- **Given task**
Copy out each line of the material in which the word "title" appears.

┌─ Records shown

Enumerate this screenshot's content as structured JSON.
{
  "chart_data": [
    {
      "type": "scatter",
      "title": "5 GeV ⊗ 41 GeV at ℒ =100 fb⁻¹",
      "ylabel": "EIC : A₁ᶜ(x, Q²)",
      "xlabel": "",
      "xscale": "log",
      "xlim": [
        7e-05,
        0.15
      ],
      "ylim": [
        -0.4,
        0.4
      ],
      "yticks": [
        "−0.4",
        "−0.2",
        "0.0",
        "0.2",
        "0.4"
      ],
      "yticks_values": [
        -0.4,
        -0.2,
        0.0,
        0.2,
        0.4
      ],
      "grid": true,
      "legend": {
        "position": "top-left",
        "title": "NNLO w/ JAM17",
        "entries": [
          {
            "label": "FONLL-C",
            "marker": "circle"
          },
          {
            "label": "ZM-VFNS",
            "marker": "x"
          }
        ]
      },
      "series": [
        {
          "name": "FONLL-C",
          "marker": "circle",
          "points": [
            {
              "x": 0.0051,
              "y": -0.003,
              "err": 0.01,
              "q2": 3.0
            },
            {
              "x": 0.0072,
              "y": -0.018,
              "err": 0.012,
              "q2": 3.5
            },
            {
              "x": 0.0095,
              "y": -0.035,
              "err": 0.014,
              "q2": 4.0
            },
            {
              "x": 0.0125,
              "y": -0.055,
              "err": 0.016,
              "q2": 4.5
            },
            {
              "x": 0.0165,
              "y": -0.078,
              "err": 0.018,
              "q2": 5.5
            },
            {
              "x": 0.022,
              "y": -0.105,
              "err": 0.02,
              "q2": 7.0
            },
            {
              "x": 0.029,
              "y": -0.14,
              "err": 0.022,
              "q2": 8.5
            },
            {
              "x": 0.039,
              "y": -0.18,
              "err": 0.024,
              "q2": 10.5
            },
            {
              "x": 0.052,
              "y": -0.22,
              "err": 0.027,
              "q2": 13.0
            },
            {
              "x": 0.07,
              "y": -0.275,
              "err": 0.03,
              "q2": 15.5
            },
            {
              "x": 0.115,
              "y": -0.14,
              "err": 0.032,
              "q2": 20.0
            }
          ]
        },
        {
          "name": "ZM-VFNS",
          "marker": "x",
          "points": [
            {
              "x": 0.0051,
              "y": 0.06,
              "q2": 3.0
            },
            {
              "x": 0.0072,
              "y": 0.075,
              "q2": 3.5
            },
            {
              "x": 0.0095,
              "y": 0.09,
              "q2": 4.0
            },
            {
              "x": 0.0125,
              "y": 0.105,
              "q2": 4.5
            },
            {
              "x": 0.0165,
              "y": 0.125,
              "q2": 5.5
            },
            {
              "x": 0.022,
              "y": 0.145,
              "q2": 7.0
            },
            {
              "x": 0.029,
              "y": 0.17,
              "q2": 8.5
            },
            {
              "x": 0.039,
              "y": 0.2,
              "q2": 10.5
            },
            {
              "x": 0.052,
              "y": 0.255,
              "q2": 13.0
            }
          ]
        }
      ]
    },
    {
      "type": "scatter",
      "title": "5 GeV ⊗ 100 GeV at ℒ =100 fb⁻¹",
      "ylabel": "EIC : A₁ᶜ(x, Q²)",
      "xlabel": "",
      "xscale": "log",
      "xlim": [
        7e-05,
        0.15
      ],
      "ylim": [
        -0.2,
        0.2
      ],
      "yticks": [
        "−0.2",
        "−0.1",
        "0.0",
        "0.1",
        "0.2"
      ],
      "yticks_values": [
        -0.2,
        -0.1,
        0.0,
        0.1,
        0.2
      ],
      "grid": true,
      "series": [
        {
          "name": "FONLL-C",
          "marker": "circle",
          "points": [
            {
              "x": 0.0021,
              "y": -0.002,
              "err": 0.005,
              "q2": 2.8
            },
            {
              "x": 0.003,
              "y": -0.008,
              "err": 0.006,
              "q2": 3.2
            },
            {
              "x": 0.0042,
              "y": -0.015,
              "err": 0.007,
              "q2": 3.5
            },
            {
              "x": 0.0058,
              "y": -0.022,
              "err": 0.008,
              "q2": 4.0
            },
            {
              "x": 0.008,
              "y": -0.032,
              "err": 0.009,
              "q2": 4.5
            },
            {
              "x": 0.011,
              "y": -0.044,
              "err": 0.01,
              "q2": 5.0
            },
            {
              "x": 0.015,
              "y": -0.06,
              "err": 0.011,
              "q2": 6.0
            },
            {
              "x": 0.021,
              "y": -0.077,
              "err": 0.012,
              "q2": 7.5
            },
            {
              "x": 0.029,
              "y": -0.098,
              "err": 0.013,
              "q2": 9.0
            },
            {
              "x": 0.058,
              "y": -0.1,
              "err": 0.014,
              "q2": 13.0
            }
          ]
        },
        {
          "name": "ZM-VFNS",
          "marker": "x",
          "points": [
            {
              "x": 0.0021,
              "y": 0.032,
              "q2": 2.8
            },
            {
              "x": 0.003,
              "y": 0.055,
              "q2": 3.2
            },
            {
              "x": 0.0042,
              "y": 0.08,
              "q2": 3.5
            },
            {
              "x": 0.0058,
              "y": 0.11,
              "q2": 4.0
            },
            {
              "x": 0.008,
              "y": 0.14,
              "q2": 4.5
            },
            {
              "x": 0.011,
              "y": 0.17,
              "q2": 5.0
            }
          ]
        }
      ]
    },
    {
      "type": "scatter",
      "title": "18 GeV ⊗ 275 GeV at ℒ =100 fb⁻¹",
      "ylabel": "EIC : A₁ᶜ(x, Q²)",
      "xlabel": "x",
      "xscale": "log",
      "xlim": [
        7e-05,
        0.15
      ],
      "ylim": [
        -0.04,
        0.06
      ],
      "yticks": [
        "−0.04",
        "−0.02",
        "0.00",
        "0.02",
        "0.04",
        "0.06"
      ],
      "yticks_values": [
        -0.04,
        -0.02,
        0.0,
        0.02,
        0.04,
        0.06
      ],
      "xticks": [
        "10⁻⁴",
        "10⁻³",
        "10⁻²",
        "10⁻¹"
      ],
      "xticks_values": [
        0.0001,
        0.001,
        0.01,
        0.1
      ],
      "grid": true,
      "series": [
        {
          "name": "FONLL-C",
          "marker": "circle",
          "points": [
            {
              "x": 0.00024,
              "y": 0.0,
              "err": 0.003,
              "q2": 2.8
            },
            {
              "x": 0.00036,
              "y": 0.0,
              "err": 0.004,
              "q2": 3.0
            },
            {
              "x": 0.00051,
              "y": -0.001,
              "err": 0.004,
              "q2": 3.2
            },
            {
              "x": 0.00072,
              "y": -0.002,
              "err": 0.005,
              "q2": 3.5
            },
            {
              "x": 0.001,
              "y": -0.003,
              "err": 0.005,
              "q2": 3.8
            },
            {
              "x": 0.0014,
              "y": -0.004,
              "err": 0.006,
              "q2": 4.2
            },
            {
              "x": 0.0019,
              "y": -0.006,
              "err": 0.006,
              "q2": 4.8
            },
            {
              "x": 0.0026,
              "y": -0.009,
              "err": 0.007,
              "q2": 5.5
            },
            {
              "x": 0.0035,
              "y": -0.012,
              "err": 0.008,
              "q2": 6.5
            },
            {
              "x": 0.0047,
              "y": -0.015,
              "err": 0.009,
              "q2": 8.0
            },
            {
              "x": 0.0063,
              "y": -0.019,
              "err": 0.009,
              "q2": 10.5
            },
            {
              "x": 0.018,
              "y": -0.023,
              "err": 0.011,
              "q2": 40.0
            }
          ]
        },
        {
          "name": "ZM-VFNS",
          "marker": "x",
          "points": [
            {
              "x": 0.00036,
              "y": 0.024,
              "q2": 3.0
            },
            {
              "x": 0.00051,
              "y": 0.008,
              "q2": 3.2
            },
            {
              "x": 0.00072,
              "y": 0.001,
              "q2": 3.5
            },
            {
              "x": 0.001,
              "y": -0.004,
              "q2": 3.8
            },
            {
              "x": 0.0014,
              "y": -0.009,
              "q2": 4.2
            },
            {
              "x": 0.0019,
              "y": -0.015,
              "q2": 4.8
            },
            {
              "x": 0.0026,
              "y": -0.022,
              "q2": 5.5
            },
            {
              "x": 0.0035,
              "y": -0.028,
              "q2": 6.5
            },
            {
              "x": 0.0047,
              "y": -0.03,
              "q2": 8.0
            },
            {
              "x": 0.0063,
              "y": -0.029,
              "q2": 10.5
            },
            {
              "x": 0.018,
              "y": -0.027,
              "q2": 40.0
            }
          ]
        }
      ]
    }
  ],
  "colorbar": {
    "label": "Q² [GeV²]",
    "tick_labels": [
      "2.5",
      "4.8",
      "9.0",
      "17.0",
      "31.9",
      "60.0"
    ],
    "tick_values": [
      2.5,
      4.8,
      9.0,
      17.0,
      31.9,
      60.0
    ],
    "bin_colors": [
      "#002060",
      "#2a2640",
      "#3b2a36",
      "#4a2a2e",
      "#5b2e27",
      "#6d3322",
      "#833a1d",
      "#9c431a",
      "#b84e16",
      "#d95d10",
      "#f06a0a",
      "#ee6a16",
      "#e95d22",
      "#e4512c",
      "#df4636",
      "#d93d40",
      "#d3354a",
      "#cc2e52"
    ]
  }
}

└─

- **Expected answer**
      "title": "5 GeV ⊗ 41 GeV at ℒ =100 fb⁻¹",
        "title": "NNLO w/ JAM17",
      "title": "5 GeV ⊗ 100 GeV at ℒ =100 fb⁻¹",
      "title": "18 GeV ⊗ 275 GeV at ℒ =100 fb⁻¹",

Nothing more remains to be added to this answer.